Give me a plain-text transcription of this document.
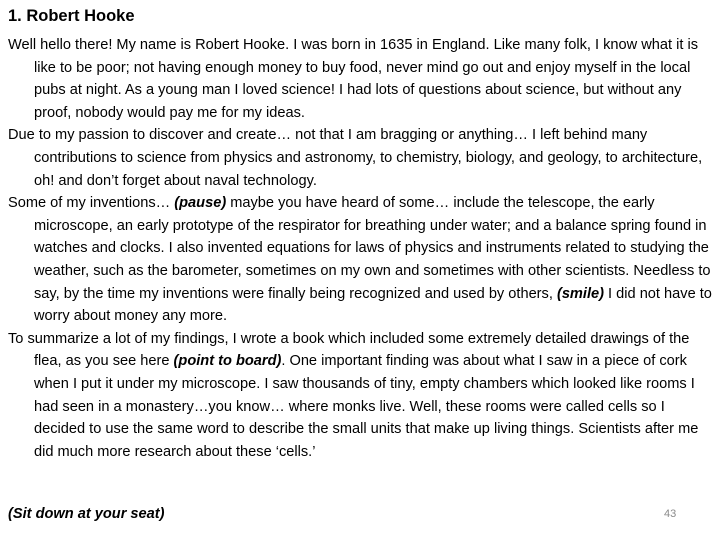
1. Robert Hooke

Well hello there! My name is Robert Hooke. I was born in 1635 in England. Like many folk, I know what it is like to be poor; not having enough money to buy food, never mind go out and enjoy myself in the local pubs at night. As a young man I loved science! I had lots of questions about science, but without any proof, nobody would pay me for my ideas.

Due to my passion to discover and create… not that I am bragging or anything… I left behind many contributions to science from physics and astronomy, to chemistry, biology, and geology, to architecture, oh! and don’t forget about naval technology.

Some of my inventions… (pause) maybe you have heard of some… include the telescope, the early microscope, an early prototype of the respirator for breathing under water; and a balance spring found in watches and clocks. I also invented equations for laws of physics and instruments related to studying the weather, such as the barometer, sometimes on my own and sometimes with other scientists. Needless to say, by the time my inventions were finally being recognized and used by others, (smile) I did not have to worry about money any more.

To summarize a lot of my findings, I wrote a book which included some extremely detailed drawings of the flea, as you see here (point to board). One important finding was about what I saw in a piece of cork when I put it under my microscope. I saw thousands of tiny, empty chambers which looked like rooms I had seen in a monastery…you know… where monks live. Well, these rooms were called cells so I decided to use the same word to describe the small units that make up living things. Scientists after me did much more research about these ‘cells.’

(Sit down at your seat)	43
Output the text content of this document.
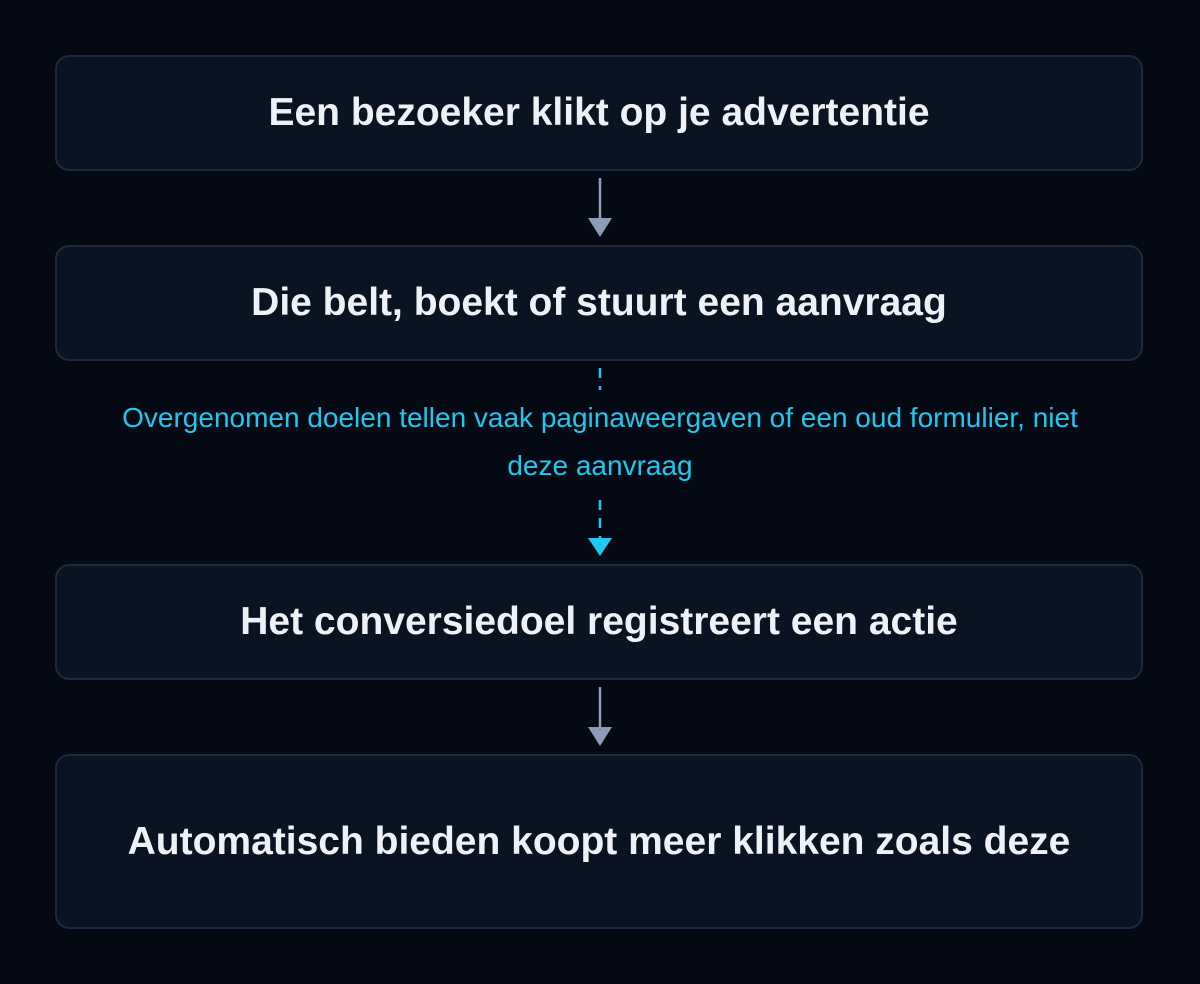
Een bezoeker klikt op je advertentie
Die belt, boekt of stuurt een aanvraag
Overgenomen doelen tellen vaak paginaweergaven of een oud formulier, niet deze aanvraag
Het conversiedoel registreert een actie
Automatisch bieden koopt meer klikken zoals deze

→ **Your goal**:
Track down all lines above with the string "aanvraag" and copy them.

→ **Task result**:
Die belt, boekt of stuurt een aanvraag
Overgenomen doelen tellen vaak paginaweergaven of een oud formulier, niet deze aanvraag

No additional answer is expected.